• _Short problem_: For each line in the data below that holds "ylabel", return a copy.
BEGIN
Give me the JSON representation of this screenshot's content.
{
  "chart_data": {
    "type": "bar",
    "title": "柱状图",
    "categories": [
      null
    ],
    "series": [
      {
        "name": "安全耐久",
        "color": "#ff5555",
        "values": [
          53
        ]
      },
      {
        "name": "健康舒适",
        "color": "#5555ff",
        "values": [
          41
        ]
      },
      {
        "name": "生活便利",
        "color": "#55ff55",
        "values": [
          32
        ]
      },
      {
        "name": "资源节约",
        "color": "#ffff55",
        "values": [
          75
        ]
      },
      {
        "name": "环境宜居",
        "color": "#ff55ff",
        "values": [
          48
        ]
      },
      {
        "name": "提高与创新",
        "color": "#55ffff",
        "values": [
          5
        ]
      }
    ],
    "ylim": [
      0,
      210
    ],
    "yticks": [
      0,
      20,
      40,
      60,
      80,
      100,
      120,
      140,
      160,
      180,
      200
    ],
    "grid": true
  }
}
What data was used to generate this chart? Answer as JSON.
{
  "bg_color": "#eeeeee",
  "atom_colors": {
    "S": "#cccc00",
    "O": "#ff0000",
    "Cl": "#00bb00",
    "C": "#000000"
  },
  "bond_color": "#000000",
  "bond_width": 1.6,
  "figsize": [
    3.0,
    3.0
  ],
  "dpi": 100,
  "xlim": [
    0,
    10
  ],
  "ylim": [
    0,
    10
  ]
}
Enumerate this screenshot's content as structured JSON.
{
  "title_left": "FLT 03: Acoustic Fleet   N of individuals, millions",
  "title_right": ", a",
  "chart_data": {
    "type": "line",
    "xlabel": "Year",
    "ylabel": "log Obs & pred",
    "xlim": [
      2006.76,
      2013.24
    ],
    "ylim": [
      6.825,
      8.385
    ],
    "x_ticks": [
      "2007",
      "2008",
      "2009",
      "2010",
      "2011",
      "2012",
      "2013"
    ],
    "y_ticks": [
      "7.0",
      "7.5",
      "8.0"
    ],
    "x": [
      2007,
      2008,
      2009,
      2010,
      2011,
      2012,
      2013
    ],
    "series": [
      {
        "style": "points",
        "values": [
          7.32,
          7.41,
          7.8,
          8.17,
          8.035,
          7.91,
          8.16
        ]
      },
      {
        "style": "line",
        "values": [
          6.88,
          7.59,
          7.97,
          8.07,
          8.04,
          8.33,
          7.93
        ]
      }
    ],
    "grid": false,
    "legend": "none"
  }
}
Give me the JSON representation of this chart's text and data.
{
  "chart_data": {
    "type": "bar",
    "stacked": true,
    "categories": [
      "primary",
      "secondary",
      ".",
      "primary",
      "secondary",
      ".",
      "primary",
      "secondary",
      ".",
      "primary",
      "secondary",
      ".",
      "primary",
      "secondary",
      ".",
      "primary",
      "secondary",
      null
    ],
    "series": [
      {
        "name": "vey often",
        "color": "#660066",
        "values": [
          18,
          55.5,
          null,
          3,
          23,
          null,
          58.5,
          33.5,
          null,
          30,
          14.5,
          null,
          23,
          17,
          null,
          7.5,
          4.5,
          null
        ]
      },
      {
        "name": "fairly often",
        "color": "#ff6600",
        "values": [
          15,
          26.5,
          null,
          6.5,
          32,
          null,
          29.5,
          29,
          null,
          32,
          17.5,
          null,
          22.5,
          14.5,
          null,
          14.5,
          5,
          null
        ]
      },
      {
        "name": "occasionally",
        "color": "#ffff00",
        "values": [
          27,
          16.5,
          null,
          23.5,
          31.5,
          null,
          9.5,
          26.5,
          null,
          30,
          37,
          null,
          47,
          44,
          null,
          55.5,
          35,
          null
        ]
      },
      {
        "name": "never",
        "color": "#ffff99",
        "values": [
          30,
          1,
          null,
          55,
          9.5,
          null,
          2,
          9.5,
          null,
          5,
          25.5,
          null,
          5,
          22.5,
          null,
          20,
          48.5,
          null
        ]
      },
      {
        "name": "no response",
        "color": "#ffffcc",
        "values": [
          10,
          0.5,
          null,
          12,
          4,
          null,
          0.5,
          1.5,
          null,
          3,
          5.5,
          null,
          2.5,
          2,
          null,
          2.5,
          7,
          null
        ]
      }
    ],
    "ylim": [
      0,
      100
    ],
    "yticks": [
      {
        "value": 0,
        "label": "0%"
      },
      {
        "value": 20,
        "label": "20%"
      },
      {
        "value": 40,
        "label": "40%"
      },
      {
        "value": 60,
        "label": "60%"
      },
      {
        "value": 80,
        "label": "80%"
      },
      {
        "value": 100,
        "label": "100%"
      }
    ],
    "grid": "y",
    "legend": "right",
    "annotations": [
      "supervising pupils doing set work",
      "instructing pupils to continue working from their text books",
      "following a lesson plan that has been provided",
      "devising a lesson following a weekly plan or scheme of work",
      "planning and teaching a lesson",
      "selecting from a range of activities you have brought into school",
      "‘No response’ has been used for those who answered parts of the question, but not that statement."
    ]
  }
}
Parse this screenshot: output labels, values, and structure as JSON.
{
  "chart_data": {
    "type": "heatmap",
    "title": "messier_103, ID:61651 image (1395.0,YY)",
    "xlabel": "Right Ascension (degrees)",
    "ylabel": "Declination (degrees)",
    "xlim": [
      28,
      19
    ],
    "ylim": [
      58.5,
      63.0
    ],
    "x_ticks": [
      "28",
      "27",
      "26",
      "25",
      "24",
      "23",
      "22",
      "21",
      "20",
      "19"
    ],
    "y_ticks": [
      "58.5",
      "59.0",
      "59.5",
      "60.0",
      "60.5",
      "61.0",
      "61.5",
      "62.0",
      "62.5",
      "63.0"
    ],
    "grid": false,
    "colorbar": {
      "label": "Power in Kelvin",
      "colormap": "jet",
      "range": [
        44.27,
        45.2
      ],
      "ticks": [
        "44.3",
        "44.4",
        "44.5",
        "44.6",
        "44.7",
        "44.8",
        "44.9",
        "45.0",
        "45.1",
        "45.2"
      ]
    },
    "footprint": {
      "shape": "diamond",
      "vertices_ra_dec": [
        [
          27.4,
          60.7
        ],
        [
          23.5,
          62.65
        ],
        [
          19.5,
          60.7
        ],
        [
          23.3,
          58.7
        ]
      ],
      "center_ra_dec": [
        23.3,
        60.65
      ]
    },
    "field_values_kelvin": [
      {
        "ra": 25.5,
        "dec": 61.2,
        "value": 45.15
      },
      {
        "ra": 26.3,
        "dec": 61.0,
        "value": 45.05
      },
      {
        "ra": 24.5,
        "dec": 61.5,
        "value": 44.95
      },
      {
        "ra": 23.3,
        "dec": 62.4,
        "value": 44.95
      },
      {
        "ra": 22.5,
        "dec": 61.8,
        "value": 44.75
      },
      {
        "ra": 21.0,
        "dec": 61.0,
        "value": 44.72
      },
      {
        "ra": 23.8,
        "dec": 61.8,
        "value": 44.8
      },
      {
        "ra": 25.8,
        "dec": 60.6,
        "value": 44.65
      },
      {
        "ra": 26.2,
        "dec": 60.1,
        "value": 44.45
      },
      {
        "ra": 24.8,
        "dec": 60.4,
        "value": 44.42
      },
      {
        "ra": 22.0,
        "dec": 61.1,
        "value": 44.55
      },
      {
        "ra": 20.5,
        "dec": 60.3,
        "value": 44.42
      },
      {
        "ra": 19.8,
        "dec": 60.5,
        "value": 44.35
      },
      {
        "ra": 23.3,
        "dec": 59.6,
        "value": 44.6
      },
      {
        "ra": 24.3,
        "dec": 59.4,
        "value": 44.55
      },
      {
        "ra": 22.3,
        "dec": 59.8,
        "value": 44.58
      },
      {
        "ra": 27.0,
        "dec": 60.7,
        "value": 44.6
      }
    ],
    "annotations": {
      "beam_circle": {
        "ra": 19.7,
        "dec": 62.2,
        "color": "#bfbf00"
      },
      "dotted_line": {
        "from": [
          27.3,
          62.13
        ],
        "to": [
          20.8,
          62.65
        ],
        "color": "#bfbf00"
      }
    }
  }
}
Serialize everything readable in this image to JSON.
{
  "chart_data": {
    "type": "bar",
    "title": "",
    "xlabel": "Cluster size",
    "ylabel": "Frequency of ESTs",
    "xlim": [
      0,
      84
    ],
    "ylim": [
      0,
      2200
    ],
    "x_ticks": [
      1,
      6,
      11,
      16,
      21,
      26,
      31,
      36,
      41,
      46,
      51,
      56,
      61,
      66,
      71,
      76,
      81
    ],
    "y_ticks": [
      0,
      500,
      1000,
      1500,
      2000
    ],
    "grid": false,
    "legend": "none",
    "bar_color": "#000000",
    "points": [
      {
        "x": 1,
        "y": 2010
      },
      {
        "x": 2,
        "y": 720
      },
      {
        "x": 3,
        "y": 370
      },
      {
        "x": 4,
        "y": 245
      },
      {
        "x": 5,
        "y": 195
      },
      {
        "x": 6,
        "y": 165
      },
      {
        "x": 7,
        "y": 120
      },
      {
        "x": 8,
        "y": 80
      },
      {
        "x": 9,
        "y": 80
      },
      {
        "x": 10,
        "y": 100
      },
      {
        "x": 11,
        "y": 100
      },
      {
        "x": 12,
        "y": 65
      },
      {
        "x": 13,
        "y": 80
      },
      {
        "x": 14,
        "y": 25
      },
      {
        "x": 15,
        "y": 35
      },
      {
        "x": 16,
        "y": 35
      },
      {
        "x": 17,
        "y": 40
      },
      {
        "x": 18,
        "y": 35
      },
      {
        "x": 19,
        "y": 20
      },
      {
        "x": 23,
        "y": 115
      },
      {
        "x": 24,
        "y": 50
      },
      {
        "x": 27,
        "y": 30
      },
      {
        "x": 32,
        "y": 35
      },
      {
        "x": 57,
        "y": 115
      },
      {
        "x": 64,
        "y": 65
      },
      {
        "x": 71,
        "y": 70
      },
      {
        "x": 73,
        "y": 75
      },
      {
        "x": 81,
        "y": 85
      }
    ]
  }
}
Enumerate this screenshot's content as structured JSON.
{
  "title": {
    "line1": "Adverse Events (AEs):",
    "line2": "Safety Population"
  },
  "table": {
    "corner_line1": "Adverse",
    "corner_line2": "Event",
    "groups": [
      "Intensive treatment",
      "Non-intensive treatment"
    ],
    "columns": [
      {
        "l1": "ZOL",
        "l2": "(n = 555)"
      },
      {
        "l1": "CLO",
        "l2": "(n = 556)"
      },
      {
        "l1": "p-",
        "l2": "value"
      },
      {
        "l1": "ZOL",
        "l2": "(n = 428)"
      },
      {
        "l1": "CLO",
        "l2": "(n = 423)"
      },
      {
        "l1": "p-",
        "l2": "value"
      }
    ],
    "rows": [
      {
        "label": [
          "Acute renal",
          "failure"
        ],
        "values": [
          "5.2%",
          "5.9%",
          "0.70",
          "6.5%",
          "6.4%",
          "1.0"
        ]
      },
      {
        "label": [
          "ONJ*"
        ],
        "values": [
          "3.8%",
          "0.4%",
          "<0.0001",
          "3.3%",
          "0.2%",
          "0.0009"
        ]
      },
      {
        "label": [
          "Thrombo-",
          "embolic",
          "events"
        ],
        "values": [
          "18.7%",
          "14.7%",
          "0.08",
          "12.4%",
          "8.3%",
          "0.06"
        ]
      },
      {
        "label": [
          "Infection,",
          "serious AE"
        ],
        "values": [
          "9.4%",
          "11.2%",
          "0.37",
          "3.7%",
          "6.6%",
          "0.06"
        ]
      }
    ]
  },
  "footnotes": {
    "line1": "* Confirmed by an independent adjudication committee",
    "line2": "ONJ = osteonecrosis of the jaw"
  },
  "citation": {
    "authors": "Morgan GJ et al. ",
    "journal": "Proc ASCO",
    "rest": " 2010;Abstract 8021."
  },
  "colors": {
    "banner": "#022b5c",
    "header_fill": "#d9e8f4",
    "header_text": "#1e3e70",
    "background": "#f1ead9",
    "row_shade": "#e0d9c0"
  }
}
END
• _Exercise solution_:
    "ylabel": "log Obs & pred",
    "ylabel": "Declination (degrees)",
    "ylabel": "Frequency of ESTs",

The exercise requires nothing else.